Written instruction
Report, as a bare number, how many lines of the material below contain the word "JSON".
◆ ◆ ◆ ◆
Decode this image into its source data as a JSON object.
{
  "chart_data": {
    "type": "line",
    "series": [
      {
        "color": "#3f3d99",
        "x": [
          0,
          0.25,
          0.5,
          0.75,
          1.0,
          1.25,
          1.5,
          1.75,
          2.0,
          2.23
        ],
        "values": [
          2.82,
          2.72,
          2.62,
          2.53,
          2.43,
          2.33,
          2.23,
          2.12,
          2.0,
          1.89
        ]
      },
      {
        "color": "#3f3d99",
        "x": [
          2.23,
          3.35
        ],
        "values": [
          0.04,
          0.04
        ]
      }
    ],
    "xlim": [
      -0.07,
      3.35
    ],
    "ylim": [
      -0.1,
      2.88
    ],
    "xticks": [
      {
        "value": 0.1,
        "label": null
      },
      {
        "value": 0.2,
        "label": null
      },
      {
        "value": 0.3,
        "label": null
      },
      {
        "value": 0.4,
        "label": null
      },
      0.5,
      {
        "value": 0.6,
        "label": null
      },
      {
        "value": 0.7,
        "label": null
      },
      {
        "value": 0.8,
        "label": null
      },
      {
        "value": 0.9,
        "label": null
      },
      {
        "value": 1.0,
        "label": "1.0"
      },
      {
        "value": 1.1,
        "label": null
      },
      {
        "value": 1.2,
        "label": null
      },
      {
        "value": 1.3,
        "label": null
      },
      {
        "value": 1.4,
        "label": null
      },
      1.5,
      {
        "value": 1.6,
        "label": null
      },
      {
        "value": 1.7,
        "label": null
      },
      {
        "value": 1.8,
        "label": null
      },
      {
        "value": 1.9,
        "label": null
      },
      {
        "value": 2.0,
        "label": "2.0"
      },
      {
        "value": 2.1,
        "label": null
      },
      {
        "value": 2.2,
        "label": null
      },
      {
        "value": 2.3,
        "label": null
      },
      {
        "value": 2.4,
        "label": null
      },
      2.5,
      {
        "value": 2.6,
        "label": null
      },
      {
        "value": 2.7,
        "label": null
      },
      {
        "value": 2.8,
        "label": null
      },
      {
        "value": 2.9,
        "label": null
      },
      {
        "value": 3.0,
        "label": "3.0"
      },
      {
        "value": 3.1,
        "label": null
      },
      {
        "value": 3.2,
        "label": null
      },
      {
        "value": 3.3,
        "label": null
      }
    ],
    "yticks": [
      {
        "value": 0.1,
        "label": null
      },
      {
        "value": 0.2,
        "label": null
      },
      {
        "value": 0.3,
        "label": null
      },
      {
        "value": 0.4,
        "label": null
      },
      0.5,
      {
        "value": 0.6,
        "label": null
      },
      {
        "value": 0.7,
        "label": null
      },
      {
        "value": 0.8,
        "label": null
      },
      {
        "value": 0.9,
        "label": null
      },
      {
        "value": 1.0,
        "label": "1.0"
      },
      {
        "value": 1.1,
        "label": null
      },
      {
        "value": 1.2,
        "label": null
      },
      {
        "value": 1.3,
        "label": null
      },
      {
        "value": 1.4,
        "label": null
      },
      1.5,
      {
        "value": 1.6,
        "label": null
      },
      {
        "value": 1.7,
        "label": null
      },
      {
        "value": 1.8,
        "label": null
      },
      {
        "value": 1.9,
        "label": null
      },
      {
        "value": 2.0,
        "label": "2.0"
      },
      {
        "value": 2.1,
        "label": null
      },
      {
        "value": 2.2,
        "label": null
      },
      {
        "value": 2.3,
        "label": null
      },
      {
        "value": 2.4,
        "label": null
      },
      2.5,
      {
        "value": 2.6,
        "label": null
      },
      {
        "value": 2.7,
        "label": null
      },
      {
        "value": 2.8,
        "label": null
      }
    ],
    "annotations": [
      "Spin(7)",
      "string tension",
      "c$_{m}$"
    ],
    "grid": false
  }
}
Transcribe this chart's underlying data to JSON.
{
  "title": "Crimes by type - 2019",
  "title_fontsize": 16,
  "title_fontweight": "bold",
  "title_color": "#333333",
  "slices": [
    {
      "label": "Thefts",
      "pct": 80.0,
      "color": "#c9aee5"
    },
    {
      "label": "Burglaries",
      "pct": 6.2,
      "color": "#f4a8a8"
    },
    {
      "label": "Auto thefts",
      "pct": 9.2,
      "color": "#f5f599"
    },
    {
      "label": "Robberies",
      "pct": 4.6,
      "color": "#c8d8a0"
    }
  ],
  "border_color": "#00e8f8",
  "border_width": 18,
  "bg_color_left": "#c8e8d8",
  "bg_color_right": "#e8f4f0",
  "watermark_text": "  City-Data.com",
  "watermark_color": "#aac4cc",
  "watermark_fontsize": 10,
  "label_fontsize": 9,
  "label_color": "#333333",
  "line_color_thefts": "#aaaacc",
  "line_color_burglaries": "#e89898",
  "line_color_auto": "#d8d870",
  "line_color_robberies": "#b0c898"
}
◆ ◆ ◆ ◆
Response
2